=== SUPPLIED INFORMATION ===

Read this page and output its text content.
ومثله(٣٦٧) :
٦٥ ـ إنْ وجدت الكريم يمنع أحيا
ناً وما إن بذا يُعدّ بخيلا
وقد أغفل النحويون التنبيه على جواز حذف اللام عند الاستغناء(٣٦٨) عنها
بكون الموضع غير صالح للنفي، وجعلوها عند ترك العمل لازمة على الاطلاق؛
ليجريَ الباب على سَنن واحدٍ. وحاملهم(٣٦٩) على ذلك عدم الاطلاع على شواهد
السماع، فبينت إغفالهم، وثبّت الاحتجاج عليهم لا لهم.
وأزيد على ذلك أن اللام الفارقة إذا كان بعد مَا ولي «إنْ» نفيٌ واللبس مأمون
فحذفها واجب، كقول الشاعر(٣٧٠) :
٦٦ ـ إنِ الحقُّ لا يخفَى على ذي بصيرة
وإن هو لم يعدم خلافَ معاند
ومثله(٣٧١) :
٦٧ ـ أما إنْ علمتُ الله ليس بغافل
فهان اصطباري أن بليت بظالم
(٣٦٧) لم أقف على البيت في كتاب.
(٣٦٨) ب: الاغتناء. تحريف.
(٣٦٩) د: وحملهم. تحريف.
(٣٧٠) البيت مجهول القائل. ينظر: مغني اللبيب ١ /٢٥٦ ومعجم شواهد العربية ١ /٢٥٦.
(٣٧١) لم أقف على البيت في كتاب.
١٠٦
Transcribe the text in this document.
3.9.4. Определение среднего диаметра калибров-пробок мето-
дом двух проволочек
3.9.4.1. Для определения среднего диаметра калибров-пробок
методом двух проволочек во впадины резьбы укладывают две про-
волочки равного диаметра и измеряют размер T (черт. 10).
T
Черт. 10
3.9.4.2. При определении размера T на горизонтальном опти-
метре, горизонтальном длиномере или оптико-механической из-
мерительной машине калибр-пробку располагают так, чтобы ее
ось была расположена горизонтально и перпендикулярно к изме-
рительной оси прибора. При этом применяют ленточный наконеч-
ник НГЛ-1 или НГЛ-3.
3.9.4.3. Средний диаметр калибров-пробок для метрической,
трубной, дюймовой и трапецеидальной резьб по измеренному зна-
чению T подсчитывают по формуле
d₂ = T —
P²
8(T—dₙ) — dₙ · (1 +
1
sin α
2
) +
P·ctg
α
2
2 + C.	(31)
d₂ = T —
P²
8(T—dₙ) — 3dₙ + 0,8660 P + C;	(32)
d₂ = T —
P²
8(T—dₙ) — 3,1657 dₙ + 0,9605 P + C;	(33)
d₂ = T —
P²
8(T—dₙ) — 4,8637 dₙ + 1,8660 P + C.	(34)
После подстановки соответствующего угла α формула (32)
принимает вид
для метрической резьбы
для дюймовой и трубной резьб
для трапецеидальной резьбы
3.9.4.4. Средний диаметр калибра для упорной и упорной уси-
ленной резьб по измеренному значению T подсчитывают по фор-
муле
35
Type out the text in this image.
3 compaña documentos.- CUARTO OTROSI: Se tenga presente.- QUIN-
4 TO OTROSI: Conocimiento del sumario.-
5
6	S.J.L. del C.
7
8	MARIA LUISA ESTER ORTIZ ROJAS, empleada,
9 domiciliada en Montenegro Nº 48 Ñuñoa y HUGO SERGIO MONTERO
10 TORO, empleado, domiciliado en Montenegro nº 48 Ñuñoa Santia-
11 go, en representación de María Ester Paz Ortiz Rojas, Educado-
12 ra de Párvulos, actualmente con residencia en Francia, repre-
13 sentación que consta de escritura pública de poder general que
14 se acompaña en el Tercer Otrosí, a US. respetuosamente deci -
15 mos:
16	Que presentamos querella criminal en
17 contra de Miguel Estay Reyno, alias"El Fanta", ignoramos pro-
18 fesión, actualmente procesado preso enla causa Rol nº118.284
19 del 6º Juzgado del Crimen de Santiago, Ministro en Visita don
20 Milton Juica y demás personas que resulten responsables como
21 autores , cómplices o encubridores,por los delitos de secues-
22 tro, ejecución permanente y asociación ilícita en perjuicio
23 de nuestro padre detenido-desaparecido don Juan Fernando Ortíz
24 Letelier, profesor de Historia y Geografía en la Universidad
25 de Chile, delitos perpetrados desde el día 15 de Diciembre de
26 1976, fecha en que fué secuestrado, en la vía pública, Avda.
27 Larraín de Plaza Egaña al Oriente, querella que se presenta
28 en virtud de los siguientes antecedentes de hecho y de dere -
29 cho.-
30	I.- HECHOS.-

===

• [EXERCISE DESCRIPTION]:
Give every line of the material again, exactly as it reads.

• [RIGHT ANSWER]:
Read this page and output its text content.
ومثله(٣٦٧) :
٦٥ ـ إنْ وجدت الكريم يمنع أحيا
ناً وما إن بذا يُعدّ بخيلا
وقد أغفل النحويون التنبيه على جواز حذف اللام عند الاستغناء(٣٦٨) عنها
بكون الموضع غير صالح للنفي، وجعلوها عند ترك العمل لازمة على الاطلاق؛
ليجريَ الباب على سَنن واحدٍ. وحاملهم(٣٦٩) على ذلك عدم الاطلاع على شواهد
السماع، فبينت إغفالهم، وثبّت الاحتجاج عليهم لا لهم.
وأزيد على ذلك أن اللام الفارقة إذا كان بعد مَا ولي «إنْ» نفيٌ واللبس مأمون
فحذفها واجب، كقول الشاعر(٣٧٠) :
٦٦ ـ إنِ الحقُّ لا يخفَى على ذي بصيرة
وإن هو لم يعدم خلافَ معاند
ومثله(٣٧١) :
٦٧ ـ أما إنْ علمتُ الله ليس بغافل
فهان اصطباري أن بليت بظالم
(٣٦٧) لم أقف على البيت في كتاب.
(٣٦٨) ب: الاغتناء. تحريف.
(٣٦٩) د: وحملهم. تحريف.
(٣٧٠) البيت مجهول القائل. ينظر: مغني اللبيب ١ /٢٥٦ ومعجم شواهد العربية ١ /٢٥٦.
(٣٧١) لم أقف على البيت في كتاب.
١٠٦
Transcribe the text in this document.
3.9.4. Определение среднего диаметра калибров-пробок мето-
дом двух проволочек
3.9.4.1. Для определения среднего диаметра калибров-пробок
методом двух проволочек во впадины резьбы укладывают две про-
волочки равного диаметра и измеряют размер T (черт. 10).
T
Черт. 10
3.9.4.2. При определении размера T на горизонтальном опти-
метре, горизонтальном длиномере или оптико-механической из-
мерительной машине калибр-пробку располагают так, чтобы ее
ось была расположена горизонтально и перпендикулярно к изме-
рительной оси прибора. При этом применяют ленточный наконеч-
ник НГЛ-1 или НГЛ-3.
3.9.4.3. Средний диаметр калибров-пробок для метрической,
трубной, дюймовой и трапецеидальной резьб по измеренному зна-
чению T подсчитывают по формуле
d₂ = T —
P²
8(T—dₙ) — dₙ · (1 +
1
sin α
2
) +
P·ctg
α
2
2 + C.	(31)
d₂ = T —
P²
8(T—dₙ) — 3dₙ + 0,8660 P + C;	(32)
d₂ = T —
P²
8(T—dₙ) — 3,1657 dₙ + 0,9605 P + C;	(33)
d₂ = T —
P²
8(T—dₙ) — 4,8637 dₙ + 1,8660 P + C.	(34)
После подстановки соответствующего угла α формула (32)
принимает вид
для метрической резьбы
для дюймовой и трубной резьб
для трапецеидальной резьбы
3.9.4.4. Средний диаметр калибра для упорной и упорной уси-
ленной резьб по измеренному значению T подсчитывают по фор-
муле
35
Type out the text in this image.
3 compaña documentos.- CUARTO OTROSI: Se tenga presente.- QUIN-
4 TO OTROSI: Conocimiento del sumario.-
5
6	S.J.L. del C.
7
8	MARIA LUISA ESTER ORTIZ ROJAS, empleada,
9 domiciliada en Montenegro Nº 48 Ñuñoa y HUGO SERGIO MONTERO
10 TORO, empleado, domiciliado en Montenegro nº 48 Ñuñoa Santia-
11 go, en representación de María Ester Paz Ortiz Rojas, Educado-
12 ra de Párvulos, actualmente con residencia en Francia, repre-
13 sentación que consta de escritura pública de poder general que
14 se acompaña en el Tercer Otrosí, a US. respetuosamente deci -
15 mos:
16	Que presentamos querella criminal en
17 contra de Miguel Estay Reyno, alias"El Fanta", ignoramos pro-
18 fesión, actualmente procesado preso enla causa Rol nº118.284
19 del 6º Juzgado del Crimen de Santiago, Ministro en Visita don
20 Milton Juica y demás personas que resulten responsables como
21 autores , cómplices o encubridores,por los delitos de secues-
22 tro, ejecución permanente y asociación ilícita en perjuicio
23 de nuestro padre detenido-desaparecido don Juan Fernando Ortíz
24 Letelier, profesor de Historia y Geografía en la Universidad
25 de Chile, delitos perpetrados desde el día 15 de Diciembre de
26 1976, fecha en que fué secuestrado, en la vía pública, Avda.
27 Larraín de Plaza Egaña al Oriente, querella que se presenta
28 en virtud de los siguientes antecedentes de hecho y de dere -
29 cho.-
30	I.- HECHOS.-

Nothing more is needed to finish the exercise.